## BEGIN

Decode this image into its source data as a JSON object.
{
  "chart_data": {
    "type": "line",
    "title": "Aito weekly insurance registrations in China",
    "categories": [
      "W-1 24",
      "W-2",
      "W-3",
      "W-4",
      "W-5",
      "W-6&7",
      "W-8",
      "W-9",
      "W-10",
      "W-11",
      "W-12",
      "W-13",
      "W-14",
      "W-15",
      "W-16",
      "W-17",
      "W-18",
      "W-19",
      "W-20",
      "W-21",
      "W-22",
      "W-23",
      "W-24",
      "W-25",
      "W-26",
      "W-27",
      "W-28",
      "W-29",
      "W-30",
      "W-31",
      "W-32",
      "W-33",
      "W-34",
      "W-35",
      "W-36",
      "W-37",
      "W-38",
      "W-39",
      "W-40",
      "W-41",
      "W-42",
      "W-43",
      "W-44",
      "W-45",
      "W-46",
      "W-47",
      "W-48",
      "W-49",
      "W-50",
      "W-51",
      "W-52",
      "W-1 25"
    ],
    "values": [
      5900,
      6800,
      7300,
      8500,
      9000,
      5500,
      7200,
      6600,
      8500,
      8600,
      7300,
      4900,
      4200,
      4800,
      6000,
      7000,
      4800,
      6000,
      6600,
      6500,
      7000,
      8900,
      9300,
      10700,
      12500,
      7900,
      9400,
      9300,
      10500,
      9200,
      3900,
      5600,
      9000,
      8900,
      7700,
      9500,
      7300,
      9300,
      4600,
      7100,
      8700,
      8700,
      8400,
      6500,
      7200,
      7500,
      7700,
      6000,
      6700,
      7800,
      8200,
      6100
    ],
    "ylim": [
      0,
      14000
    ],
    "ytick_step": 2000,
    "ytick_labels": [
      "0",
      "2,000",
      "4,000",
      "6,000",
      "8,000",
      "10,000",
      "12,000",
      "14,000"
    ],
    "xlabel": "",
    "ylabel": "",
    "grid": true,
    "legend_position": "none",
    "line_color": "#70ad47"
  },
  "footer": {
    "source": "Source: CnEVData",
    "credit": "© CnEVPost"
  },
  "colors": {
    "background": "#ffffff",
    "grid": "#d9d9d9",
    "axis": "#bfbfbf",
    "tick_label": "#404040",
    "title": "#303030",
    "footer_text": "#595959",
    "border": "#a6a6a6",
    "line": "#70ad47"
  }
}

## END

◆ **YOUR TASK**:
Return every entry exactly as given.

◆ **ANSWER**:
Decode this image into its source data as a JSON object.
{
  "chart_data": {
    "type": "line",
    "title": "Aito weekly insurance registrations in China",
    "categories": [
      "W-1 24",
      "W-2",
      "W-3",
      "W-4",
      "W-5",
      "W-6&7",
      "W-8",
      "W-9",
      "W-10",
      "W-11",
      "W-12",
      "W-13",
      "W-14",
      "W-15",
      "W-16",
      "W-17",
      "W-18",
      "W-19",
      "W-20",
      "W-21",
      "W-22",
      "W-23",
      "W-24",
      "W-25",
      "W-26",
      "W-27",
      "W-28",
      "W-29",
      "W-30",
      "W-31",
      "W-32",
      "W-33",
      "W-34",
      "W-35",
      "W-36",
      "W-37",
      "W-38",
      "W-39",
      "W-40",
      "W-41",
      "W-42",
      "W-43",
      "W-44",
      "W-45",
      "W-46",
      "W-47",
      "W-48",
      "W-49",
      "W-50",
      "W-51",
      "W-52",
      "W-1 25"
    ],
    "values": [
      5900,
      6800,
      7300,
      8500,
      9000,
      5500,
      7200,
      6600,
      8500,
      8600,
      7300,
      4900,
      4200,
      4800,
      6000,
      7000,
      4800,
      6000,
      6600,
      6500,
      7000,
      8900,
      9300,
      10700,
      12500,
      7900,
      9400,
      9300,
      10500,
      9200,
      3900,
      5600,
      9000,
      8900,
      7700,
      9500,
      7300,
      9300,
      4600,
      7100,
      8700,
      8700,
      8400,
      6500,
      7200,
      7500,
      7700,
      6000,
      6700,
      7800,
      8200,
      6100
    ],
    "ylim": [
      0,
      14000
    ],
    "ytick_step": 2000,
    "ytick_labels": [
      "0",
      "2,000",
      "4,000",
      "6,000",
      "8,000",
      "10,000",
      "12,000",
      "14,000"
    ],
    "xlabel": "",
    "ylabel": "",
    "grid": true,
    "legend_position": "none",
    "line_color": "#70ad47"
  },
  "footer": {
    "source": "Source: CnEVData",
    "credit": "© CnEVPost"
  },
  "colors": {
    "background": "#ffffff",
    "grid": "#d9d9d9",
    "axis": "#bfbfbf",
    "tick_label": "#404040",
    "title": "#303030",
    "footer_text": "#595959",
    "border": "#a6a6a6",
    "line": "#70ad47"
  }
}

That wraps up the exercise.